# Pacific Northwest Outbackers



## Y-Guy (Jan 30, 2004)

Seems like there are more and more of us from the Great Pacific Northwest so I figured it was time to start our own thread. Maybe we can talk about a gathering sometime too.

We live in the Tri-Cities, WA though I grew up in Eugene and my wife in Centralia. We've lived in Vancouver, Olympia, Mukilteo and Everett in addition to Missouri and California as well (yeah we're done moving now).

Picked up our Outback Feb 14 and been camping "Outback" of the house and have one weekend trip with it, and a Spring Break trip coming up soon. We've been camping for a while with RVs, having gone from a PopUp to Hybrid and now to the Outback.

We have trips planned in early May, Memorial Weekend, week long trip in June, 4th of July and another week in August on the books so far.


----------



## D&DOutback (Jan 22, 2004)

Great idea Y-Guy. sunny My wife and I live on the border of Portland and Gresham. We just got our Outback last November and love it. It's our first RV but we did about 3 years of research and show searching before we committed to it.

Let's do plan something for this summer sometime. That would be pretty neat. It would have to be a weekend trip for us because my wife has used up or scheduled all of her vacation time and I have two businesses I run and summer is my peak time.


----------



## bassplunker (Dec 2, 2003)

Growing up in Eugene, did you ever fish on a river in Sweethome? I think it's called the Kallapooa or something like that. The town was like being right in the the movie 'Deliverance'. I used to ride my motorcycle up there and fish. One time I caught 3 huge beautiful trout and when I got home my brother looked at them and said, 'Those are Steelhead,' and I said I was lucky dept. of fish & game didn't see me because there were signs posted on the river saying steelhead fishing was illegal that time of year. One of my favorite places to fish was a little tributary of the McKenzie right by Blue River. I used to pull in some big Cutthroat there. Another place that was nice for swimming and trout fishing was the Row River down by Cottage Grove. My brother had a gold claim down there and I used to fish there a lot. I would move to the northwest in a heartbeat if my wife would agree to it but her parents are in their 80's and she doesn't want to leave. Besides, she likes the desert and hates rain. Now if I want good scenic fishing I have to drive 4 hours up to Sequoia National Park. It's beautiful there and the native browns fight like crazy.


----------



## Y-Guy (Jan 30, 2004)

I never fished in Sweet home, most of my fishing was on Y caravans usually in the Cascades or in N. Cal. We fished a lot on Crescent Lake in central Oregon too.

I hear ya on the rain, mostly its the gray skies in Oregon that gets me. We live in the desert in Washington and enjoy it, and the Mountains are a short drive away now.

As for a gathering I'm all for it too, weekend would work well. Maybe something off of I-84. I wish Oxbow park took reservations it used to be a great CG as I recall.

We have a couple up in our neck of the woods if you all want to dry out this summer and like it warm! But probably makes more sense down your way.


----------



## chetlenox (Feb 3, 2004)

* _INFORMATION GIVEN_
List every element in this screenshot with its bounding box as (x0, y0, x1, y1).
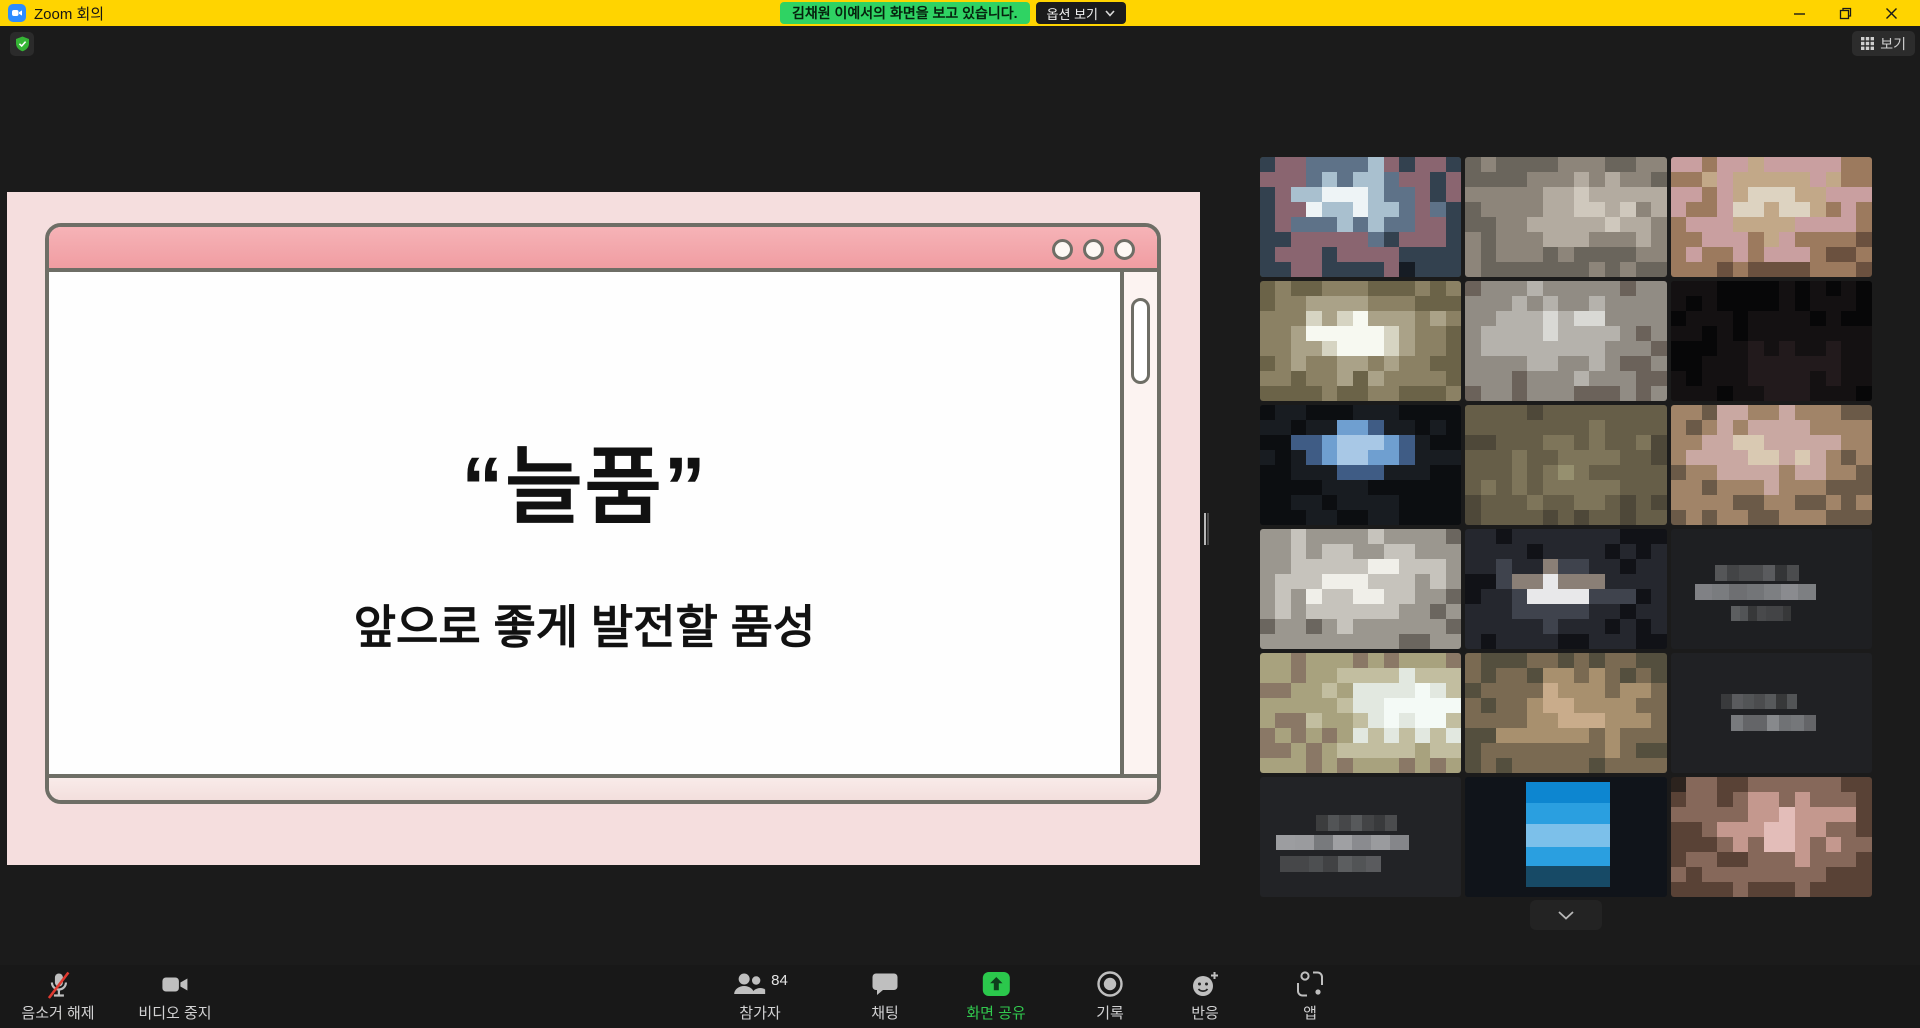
...
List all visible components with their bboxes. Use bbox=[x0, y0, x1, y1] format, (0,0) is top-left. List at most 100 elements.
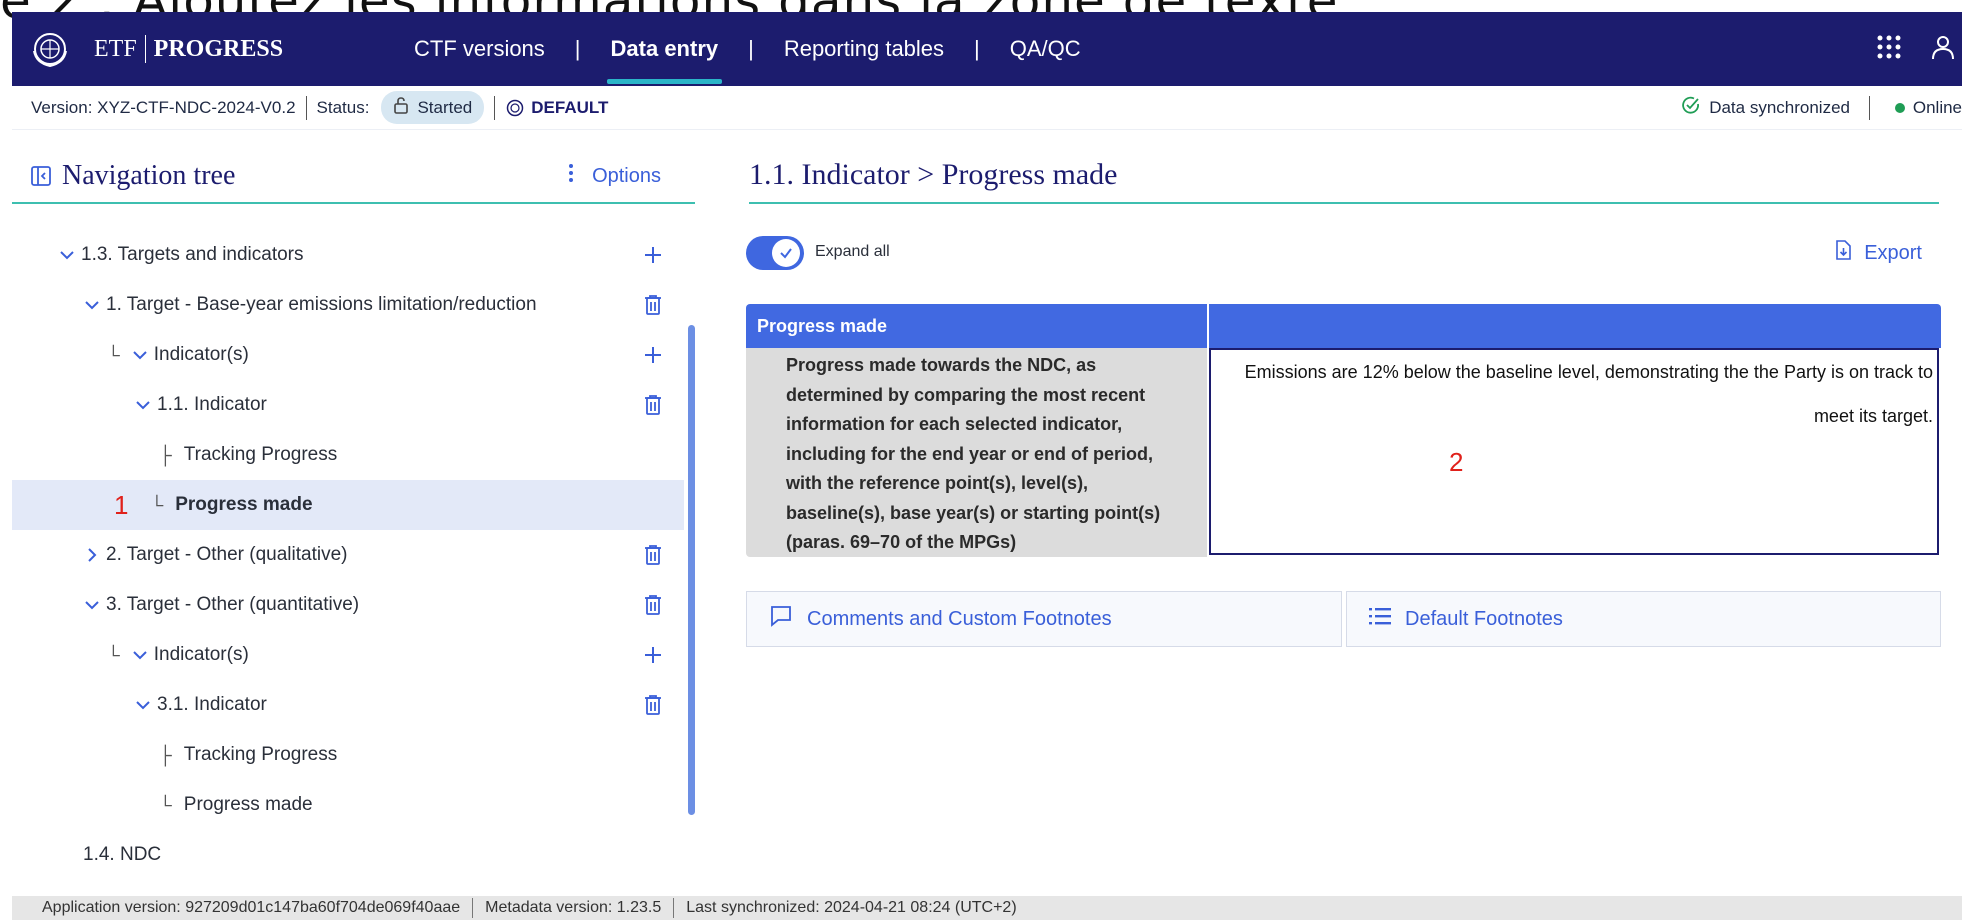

* _PROBLEMS TO SOLVE_
• A. In the Pacific Northwest Outbackers thread, what lake in central Oregon did Y-Guy fish on a lot?
• B. Copy the passage of the Pacific Northwest Outbackers thread from "I never fished" to "drive away now." word for word.
You won't need the records for any of this.

* _ANSWERS IN ORDER_
• A. Crescent Lake

• B.
I never fished in Sweet home, most of my fishing was on Y caravans usually in the Cascades or in N. Cal. We fished a lot on Crescent Lake in central Oregon too.

I hear ya on the rain, mostly its the gray skies in Oregon that gets me. We live in the desert in Washington and enjoy it, and the Mountains are a short drive away now.